**Supplied text**.

————————

The spiritual message and psychological relevance of the picture of God in his way of thinking is all true. He notes, however, this is the case whether there is, or is not, actually a God. The message being we are no longer one with what he terms God and nature, and there is no simple turning back. He thinks the original people represented by Adam and Eve were in a state of perfection, their goodness being something bestowed rather than earned.
He says that the story reveals, in Adam’s shameful hiding, our unwillingness to walk with God. (This despite, what he says, is our fragility and propensity for evil.)
This appears to be in keeping with the idea of our human soul turning away from the reality of the divine source into the illusion of self-centeredness.
Peterson also considers that the entire Bible is structured so that everything after the Fall – the history of Israel, the prophets, the coming of Christ – is presented as a remedy for that Fall
Likewise, I would say that the Bible provides a prophecy of the soul’s reawakening and return to reality.
The book implies that the human capacity for depravity and despicable behaviour legitimises the notion of ‘original sin’. This he acknowledges is very unpopular in modern intellectual circles. To my mind the notion of original sin is mistaken although I would say sin is real enough. But only if we regard it as our blocking the divine life flowing into us through wilfully going against it. We do this when we go against our inner conscience of what is deeply meaningful.

————————

**Data lines**.
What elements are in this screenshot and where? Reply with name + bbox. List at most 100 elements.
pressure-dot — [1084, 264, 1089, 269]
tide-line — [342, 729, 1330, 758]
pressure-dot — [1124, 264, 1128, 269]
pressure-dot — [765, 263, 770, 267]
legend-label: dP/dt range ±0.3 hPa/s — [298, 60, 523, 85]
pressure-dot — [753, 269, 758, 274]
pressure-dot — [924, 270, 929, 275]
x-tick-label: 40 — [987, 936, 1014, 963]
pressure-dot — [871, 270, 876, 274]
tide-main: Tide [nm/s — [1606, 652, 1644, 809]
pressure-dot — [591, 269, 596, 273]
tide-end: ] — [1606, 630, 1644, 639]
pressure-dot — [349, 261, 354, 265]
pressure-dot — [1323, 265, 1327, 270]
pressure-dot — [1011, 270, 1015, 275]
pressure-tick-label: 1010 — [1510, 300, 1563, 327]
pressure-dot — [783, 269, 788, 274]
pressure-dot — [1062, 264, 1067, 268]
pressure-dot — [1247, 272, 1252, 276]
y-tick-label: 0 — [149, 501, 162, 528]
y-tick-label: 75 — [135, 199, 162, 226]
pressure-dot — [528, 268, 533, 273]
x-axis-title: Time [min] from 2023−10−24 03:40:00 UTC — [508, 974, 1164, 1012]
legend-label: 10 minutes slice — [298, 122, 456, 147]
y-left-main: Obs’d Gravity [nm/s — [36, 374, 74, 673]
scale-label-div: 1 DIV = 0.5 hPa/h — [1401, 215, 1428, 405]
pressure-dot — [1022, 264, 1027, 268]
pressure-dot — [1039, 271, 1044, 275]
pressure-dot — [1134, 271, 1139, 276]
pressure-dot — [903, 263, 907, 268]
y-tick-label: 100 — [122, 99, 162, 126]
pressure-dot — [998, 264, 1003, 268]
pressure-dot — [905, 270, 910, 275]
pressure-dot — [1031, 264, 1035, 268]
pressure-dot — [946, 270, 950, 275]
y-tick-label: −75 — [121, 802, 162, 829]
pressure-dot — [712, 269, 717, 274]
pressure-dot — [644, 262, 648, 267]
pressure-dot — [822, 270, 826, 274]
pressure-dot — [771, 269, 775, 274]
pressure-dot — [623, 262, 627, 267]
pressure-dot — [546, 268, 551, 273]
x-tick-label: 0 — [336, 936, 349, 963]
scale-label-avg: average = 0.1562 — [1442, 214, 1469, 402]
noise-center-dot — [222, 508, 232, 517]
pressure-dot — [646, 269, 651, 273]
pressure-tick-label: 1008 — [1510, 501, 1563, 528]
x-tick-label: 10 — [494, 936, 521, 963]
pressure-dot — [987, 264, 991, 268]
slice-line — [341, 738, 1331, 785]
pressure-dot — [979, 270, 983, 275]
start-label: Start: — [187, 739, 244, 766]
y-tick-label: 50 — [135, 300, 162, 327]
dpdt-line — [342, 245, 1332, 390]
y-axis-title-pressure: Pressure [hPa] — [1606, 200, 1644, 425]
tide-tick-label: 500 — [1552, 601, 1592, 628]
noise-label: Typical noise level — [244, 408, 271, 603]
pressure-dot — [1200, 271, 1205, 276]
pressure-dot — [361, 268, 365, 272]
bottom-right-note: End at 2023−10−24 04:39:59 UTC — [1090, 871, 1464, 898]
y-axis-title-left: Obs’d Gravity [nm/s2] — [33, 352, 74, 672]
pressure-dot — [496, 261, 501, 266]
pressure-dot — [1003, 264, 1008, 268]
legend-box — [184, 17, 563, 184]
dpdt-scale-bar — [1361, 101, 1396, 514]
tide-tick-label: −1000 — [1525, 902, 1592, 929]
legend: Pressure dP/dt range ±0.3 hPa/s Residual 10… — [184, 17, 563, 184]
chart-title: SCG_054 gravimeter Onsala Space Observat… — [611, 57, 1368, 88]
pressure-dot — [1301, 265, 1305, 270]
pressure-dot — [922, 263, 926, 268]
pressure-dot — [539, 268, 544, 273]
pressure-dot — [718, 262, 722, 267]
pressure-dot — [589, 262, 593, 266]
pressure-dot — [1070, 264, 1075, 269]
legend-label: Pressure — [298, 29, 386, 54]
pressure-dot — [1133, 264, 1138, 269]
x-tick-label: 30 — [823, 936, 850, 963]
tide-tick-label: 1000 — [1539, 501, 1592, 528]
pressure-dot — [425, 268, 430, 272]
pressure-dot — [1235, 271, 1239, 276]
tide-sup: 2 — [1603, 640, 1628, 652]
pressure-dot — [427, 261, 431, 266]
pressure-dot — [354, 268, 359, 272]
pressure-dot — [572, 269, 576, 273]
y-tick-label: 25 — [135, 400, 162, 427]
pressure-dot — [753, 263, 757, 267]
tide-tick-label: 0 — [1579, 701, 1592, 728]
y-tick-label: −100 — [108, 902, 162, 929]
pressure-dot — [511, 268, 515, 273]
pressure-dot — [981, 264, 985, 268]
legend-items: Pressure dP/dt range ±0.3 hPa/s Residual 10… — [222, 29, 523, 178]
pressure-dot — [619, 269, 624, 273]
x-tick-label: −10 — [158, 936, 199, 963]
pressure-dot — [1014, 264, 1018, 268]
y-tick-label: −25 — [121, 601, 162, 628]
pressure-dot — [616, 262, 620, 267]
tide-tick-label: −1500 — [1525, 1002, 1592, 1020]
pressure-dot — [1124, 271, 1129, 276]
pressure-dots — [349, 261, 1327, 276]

————————

**The exercise**. Write the next part of the passage on Peterson's reading of the Fall and original sin, picking up after its last sentence. The records play no part in what is asked here.

**Response to the task**.
The use of the word wilfully is in line with the idea of human free-will. Being inwardly free to choose between good and bad influences, we are responsible for our own conduct. Hence as Peterson points out, although many, perhaps even most, of the adults who abuse children were abused themselves as children, nevertheless the majority of people who were abused as children do not abuse their own children.
People either like or hate this author. Those who favour nature over nurture, individual free-will and self-responsibility as well as a tough attitude towards woolly thinking, are more likely to take to him. But I think there is much of value here also for people who have a less conservative outlook. Far more than can I can mention in this short review.